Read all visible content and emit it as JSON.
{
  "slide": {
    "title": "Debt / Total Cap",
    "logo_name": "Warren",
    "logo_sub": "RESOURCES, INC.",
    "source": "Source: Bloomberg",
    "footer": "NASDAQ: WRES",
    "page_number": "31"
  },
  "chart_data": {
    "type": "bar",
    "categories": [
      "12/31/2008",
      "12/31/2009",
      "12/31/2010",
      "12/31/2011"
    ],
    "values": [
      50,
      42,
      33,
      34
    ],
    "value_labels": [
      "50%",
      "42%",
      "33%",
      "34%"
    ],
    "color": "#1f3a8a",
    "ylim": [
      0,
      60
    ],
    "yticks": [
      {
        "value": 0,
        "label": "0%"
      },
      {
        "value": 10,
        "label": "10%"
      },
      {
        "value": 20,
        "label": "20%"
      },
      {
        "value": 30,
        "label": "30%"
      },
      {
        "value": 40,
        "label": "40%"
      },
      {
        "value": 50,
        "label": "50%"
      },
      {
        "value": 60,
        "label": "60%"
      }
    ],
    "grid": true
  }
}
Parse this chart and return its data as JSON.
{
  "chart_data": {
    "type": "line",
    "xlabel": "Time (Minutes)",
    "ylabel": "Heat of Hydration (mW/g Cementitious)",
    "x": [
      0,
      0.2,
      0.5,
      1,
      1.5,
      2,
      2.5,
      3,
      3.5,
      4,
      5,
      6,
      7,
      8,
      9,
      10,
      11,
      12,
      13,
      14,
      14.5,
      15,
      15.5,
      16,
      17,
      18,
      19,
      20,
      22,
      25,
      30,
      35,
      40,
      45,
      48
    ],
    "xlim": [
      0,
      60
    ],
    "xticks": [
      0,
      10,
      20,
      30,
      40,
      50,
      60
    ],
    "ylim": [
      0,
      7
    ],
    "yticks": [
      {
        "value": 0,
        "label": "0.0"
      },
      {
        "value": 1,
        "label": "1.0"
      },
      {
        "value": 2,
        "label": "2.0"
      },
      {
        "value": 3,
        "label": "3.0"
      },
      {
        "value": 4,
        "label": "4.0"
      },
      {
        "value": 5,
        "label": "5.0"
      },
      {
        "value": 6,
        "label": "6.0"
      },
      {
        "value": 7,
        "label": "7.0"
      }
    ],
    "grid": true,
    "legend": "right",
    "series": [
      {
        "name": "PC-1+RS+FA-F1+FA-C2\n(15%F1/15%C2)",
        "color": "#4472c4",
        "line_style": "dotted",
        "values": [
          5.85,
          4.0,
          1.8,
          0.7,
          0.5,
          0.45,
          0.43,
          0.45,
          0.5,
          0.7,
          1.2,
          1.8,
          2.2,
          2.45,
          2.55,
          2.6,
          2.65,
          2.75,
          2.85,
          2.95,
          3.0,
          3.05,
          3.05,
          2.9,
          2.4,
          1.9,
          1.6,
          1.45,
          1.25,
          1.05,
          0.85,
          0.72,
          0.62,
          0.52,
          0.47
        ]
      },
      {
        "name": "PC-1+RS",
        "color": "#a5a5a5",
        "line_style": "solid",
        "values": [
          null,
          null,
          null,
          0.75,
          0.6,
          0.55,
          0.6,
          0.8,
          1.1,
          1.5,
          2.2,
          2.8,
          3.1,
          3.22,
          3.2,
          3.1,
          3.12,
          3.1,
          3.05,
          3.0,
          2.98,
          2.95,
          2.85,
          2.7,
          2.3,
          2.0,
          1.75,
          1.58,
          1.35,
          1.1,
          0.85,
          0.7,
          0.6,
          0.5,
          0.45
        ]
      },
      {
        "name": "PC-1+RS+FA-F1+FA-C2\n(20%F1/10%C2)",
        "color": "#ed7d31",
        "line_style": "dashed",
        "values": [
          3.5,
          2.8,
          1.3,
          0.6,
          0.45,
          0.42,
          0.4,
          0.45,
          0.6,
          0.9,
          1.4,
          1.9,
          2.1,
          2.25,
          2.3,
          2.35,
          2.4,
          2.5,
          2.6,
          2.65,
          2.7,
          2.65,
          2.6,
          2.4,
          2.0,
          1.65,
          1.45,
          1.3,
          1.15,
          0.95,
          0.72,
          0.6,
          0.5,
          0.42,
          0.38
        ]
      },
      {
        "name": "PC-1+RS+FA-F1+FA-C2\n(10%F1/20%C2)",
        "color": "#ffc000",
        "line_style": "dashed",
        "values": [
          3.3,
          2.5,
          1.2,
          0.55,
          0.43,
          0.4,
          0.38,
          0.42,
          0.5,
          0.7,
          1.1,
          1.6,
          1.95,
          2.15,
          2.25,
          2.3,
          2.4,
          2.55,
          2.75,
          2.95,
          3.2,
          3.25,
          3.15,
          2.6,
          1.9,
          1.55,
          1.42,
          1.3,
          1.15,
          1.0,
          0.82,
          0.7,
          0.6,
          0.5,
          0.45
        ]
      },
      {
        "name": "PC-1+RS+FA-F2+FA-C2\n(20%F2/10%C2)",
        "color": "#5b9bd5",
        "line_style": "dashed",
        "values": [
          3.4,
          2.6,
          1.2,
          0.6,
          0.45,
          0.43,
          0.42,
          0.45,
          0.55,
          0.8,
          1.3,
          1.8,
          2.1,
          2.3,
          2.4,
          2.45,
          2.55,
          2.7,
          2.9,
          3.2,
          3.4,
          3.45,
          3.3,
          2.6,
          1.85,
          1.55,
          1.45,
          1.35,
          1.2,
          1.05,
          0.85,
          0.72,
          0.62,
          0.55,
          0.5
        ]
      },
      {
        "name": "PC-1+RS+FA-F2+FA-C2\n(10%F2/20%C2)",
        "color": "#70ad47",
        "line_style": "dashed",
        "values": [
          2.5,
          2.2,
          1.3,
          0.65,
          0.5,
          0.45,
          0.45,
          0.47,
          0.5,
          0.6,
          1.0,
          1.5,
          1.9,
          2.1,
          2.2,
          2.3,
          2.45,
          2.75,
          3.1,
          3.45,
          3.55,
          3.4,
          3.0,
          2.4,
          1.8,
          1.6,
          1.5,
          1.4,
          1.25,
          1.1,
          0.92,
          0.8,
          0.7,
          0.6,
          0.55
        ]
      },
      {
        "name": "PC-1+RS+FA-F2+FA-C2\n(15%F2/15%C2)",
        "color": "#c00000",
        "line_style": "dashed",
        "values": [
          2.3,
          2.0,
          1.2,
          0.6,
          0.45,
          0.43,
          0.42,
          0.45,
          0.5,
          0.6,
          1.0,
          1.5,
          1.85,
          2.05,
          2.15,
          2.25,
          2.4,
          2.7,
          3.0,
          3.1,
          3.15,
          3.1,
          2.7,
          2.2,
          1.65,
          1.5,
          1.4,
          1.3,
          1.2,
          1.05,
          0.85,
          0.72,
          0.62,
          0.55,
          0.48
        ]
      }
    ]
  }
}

★ ★ ★ ★

### Task objective
Above is a listing; report how many of its lines include the word "color", giving the number only.

### Complete response
8